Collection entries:
-------------------------

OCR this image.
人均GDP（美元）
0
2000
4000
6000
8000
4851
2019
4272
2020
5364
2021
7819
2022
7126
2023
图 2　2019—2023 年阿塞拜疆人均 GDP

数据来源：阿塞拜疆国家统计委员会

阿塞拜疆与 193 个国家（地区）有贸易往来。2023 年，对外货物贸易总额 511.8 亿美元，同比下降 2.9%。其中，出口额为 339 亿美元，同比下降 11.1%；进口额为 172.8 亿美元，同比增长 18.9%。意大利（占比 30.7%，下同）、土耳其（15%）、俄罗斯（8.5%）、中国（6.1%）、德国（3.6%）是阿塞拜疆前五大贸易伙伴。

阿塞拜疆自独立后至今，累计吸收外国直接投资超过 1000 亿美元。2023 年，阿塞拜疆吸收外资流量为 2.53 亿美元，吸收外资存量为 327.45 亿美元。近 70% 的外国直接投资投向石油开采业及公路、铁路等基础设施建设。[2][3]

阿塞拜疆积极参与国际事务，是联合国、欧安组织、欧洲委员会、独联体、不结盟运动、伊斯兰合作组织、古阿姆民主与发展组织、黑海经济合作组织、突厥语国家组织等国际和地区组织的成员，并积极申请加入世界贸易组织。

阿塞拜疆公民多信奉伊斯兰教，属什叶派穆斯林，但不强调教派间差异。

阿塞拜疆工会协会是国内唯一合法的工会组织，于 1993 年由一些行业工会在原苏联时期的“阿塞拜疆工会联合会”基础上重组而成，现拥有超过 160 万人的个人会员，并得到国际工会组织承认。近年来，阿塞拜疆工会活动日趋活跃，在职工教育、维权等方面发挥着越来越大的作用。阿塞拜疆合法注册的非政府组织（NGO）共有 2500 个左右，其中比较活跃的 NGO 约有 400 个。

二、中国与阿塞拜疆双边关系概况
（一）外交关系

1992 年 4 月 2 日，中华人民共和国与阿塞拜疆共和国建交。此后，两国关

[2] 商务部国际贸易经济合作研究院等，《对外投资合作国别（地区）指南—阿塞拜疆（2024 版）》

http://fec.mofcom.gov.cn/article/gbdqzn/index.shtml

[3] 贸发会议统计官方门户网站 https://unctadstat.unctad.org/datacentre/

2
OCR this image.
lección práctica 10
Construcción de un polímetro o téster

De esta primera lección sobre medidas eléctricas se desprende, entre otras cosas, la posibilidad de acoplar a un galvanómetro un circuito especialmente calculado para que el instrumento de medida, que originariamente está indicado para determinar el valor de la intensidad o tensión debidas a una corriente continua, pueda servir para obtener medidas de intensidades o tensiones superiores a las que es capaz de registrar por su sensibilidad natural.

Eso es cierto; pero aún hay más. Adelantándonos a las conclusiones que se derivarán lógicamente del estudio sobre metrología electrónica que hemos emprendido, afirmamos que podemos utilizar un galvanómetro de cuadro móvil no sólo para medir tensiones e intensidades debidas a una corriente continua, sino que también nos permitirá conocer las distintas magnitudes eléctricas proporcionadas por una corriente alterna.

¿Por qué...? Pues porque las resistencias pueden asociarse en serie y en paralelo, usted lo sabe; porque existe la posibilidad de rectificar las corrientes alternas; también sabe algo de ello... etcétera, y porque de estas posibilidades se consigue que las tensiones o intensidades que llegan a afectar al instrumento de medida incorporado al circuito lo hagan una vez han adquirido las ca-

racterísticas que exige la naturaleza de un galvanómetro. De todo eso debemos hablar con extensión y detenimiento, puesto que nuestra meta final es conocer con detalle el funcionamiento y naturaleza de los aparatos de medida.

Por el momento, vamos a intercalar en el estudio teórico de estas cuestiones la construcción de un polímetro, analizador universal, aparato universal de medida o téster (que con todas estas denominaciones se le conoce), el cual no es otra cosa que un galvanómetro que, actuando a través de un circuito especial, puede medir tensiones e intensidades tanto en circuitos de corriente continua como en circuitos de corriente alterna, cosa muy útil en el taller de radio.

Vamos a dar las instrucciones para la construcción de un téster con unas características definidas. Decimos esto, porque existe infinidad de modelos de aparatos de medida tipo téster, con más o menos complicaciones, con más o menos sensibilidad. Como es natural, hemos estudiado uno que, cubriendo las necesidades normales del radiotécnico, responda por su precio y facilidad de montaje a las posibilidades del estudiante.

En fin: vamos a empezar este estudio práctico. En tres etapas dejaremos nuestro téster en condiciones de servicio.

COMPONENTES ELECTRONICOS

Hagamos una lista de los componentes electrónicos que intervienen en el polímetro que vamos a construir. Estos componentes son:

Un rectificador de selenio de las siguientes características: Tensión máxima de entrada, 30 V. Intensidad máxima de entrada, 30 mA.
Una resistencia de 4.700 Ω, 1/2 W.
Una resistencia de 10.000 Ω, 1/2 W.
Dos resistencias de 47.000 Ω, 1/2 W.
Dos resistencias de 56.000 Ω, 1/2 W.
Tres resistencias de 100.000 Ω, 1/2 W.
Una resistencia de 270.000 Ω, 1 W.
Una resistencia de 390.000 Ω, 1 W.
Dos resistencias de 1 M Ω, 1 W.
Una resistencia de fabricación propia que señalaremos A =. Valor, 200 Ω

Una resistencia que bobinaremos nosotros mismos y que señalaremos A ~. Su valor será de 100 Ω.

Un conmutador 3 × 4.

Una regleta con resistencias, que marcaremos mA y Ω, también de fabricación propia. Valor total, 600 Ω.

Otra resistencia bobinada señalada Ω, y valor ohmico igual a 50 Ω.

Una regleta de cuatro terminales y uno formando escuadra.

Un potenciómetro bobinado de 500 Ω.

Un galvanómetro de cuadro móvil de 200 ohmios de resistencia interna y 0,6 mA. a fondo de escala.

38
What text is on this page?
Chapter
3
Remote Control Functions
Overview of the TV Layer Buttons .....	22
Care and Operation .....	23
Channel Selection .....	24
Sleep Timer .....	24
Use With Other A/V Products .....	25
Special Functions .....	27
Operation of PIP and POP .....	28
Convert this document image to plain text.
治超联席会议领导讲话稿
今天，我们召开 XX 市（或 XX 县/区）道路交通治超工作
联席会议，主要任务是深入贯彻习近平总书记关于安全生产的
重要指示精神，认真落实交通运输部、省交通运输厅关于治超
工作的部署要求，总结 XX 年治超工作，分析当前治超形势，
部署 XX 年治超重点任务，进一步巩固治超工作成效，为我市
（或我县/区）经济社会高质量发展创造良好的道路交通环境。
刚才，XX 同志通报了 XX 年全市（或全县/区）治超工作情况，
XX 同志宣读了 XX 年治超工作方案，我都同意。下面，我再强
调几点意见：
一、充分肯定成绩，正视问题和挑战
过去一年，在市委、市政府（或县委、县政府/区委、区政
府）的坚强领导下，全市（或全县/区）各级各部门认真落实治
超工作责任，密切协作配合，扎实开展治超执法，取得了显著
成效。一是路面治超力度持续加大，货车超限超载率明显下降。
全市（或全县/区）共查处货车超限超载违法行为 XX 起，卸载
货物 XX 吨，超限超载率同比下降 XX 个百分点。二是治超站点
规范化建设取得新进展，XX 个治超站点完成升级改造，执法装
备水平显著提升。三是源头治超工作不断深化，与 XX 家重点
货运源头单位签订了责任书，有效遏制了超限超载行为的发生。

-------------------------

INSTRUCTIONS TO FOLLOW:
Take the lines above and retype all of them exactly.

COMPLETED EXERCISE:
OCR this image.
人均GDP（美元）
0
2000
4000
6000
8000
4851
2019
4272
2020
5364
2021
7819
2022
7126
2023
图 2　2019—2023 年阿塞拜疆人均 GDP

数据来源：阿塞拜疆国家统计委员会

阿塞拜疆与 193 个国家（地区）有贸易往来。2023 年，对外货物贸易总额 511.8 亿美元，同比下降 2.9%。其中，出口额为 339 亿美元，同比下降 11.1%；进口额为 172.8 亿美元，同比增长 18.9%。意大利（占比 30.7%，下同）、土耳其（15%）、俄罗斯（8.5%）、中国（6.1%）、德国（3.6%）是阿塞拜疆前五大贸易伙伴。

阿塞拜疆自独立后至今，累计吸收外国直接投资超过 1000 亿美元。2023 年，阿塞拜疆吸收外资流量为 2.53 亿美元，吸收外资存量为 327.45 亿美元。近 70% 的外国直接投资投向石油开采业及公路、铁路等基础设施建设。[2][3]

阿塞拜疆积极参与国际事务，是联合国、欧安组织、欧洲委员会、独联体、不结盟运动、伊斯兰合作组织、古阿姆民主与发展组织、黑海经济合作组织、突厥语国家组织等国际和地区组织的成员，并积极申请加入世界贸易组织。

阿塞拜疆公民多信奉伊斯兰教，属什叶派穆斯林，但不强调教派间差异。

阿塞拜疆工会协会是国内唯一合法的工会组织，于 1993 年由一些行业工会在原苏联时期的“阿塞拜疆工会联合会”基础上重组而成，现拥有超过 160 万人的个人会员，并得到国际工会组织承认。近年来，阿塞拜疆工会活动日趋活跃，在职工教育、维权等方面发挥着越来越大的作用。阿塞拜疆合法注册的非政府组织（NGO）共有 2500 个左右，其中比较活跃的 NGO 约有 400 个。

二、中国与阿塞拜疆双边关系概况
（一）外交关系

1992 年 4 月 2 日，中华人民共和国与阿塞拜疆共和国建交。此后，两国关

[2] 商务部国际贸易经济合作研究院等，《对外投资合作国别（地区）指南—阿塞拜疆（2024 版）》

http://fec.mofcom.gov.cn/article/gbdqzn/index.shtml

[3] 贸发会议统计官方门户网站 https://unctadstat.unctad.org/datacentre/

2
OCR this image.
lección práctica 10
Construcción de un polímetro o téster

De esta primera lección sobre medidas eléctricas se desprende, entre otras cosas, la posibilidad de acoplar a un galvanómetro un circuito especialmente calculado para que el instrumento de medida, que originariamente está indicado para determinar el valor de la intensidad o tensión debidas a una corriente continua, pueda servir para obtener medidas de intensidades o tensiones superiores a las que es capaz de registrar por su sensibilidad natural.

Eso es cierto; pero aún hay más. Adelantándonos a las conclusiones que se derivarán lógicamente del estudio sobre metrología electrónica que hemos emprendido, afirmamos que podemos utilizar un galvanómetro de cuadro móvil no sólo para medir tensiones e intensidades debidas a una corriente continua, sino que también nos permitirá conocer las distintas magnitudes eléctricas proporcionadas por una corriente alterna.

¿Por qué...? Pues porque las resistencias pueden asociarse en serie y en paralelo, usted lo sabe; porque existe la posibilidad de rectificar las corrientes alternas; también sabe algo de ello... etcétera, y porque de estas posibilidades se consigue que las tensiones o intensidades que llegan a afectar al instrumento de medida incorporado al circuito lo hagan una vez han adquirido las ca-

racterísticas que exige la naturaleza de un galvanómetro. De todo eso debemos hablar con extensión y detenimiento, puesto que nuestra meta final es conocer con detalle el funcionamiento y naturaleza de los aparatos de medida.

Por el momento, vamos a intercalar en el estudio teórico de estas cuestiones la construcción de un polímetro, analizador universal, aparato universal de medida o téster (que con todas estas denominaciones se le conoce), el cual no es otra cosa que un galvanómetro que, actuando a través de un circuito especial, puede medir tensiones e intensidades tanto en circuitos de corriente continua como en circuitos de corriente alterna, cosa muy útil en el taller de radio.

Vamos a dar las instrucciones para la construcción de un téster con unas características definidas. Decimos esto, porque existe infinidad de modelos de aparatos de medida tipo téster, con más o menos complicaciones, con más o menos sensibilidad. Como es natural, hemos estudiado uno que, cubriendo las necesidades normales del radiotécnico, responda por su precio y facilidad de montaje a las posibilidades del estudiante.

En fin: vamos a empezar este estudio práctico. En tres etapas dejaremos nuestro téster en condiciones de servicio.

COMPONENTES ELECTRONICOS

Hagamos una lista de los componentes electrónicos que intervienen en el polímetro que vamos a construir. Estos componentes son:

Un rectificador de selenio de las siguientes características: Tensión máxima de entrada, 30 V. Intensidad máxima de entrada, 30 mA.
Una resistencia de 4.700 Ω, 1/2 W.
Una resistencia de 10.000 Ω, 1/2 W.
Dos resistencias de 47.000 Ω, 1/2 W.
Dos resistencias de 56.000 Ω, 1/2 W.
Tres resistencias de 100.000 Ω, 1/2 W.
Una resistencia de 270.000 Ω, 1 W.
Una resistencia de 390.000 Ω, 1 W.
Dos resistencias de 1 M Ω, 1 W.
Una resistencia de fabricación propia que señalaremos A =. Valor, 200 Ω

Una resistencia que bobinaremos nosotros mismos y que señalaremos A ~. Su valor será de 100 Ω.

Un conmutador 3 × 4.

Una regleta con resistencias, que marcaremos mA y Ω, también de fabricación propia. Valor total, 600 Ω.

Otra resistencia bobinada señalada Ω, y valor ohmico igual a 50 Ω.

Una regleta de cuatro terminales y uno formando escuadra.

Un potenciómetro bobinado de 500 Ω.

Un galvanómetro de cuadro móvil de 200 ohmios de resistencia interna y 0,6 mA. a fondo de escala.

38
What text is on this page?
Chapter
3
Remote Control Functions
Overview of the TV Layer Buttons .....	22
Care and Operation .....	23
Channel Selection .....	24
Sleep Timer .....	24
Use With Other A/V Products .....	25
Special Functions .....	27
Operation of PIP and POP .....	28
Convert this document image to plain text.
治超联席会议领导讲话稿
今天，我们召开 XX 市（或 XX 县/区）道路交通治超工作
联席会议，主要任务是深入贯彻习近平总书记关于安全生产的
重要指示精神，认真落实交通运输部、省交通运输厅关于治超
工作的部署要求，总结 XX 年治超工作，分析当前治超形势，
部署 XX 年治超重点任务，进一步巩固治超工作成效，为我市
（或我县/区）经济社会高质量发展创造良好的道路交通环境。
刚才，XX 同志通报了 XX 年全市（或全县/区）治超工作情况，
XX 同志宣读了 XX 年治超工作方案，我都同意。下面，我再强
调几点意见：
一、充分肯定成绩，正视问题和挑战
过去一年，在市委、市政府（或县委、县政府/区委、区政
府）的坚强领导下，全市（或全县/区）各级各部门认真落实治
超工作责任，密切协作配合，扎实开展治超执法，取得了显著
成效。一是路面治超力度持续加大，货车超限超载率明显下降。
全市（或全县/区）共查处货车超限超载违法行为 XX 起，卸载
货物 XX 吨，超限超载率同比下降 XX 个百分点。二是治超站点
规范化建设取得新进展，XX 个治超站点完成升级改造，执法装
备水平显著提升。三是源头治超工作不断深化，与 XX 家重点
货运源头单位签订了责任书，有效遏制了超限超载行为的发生。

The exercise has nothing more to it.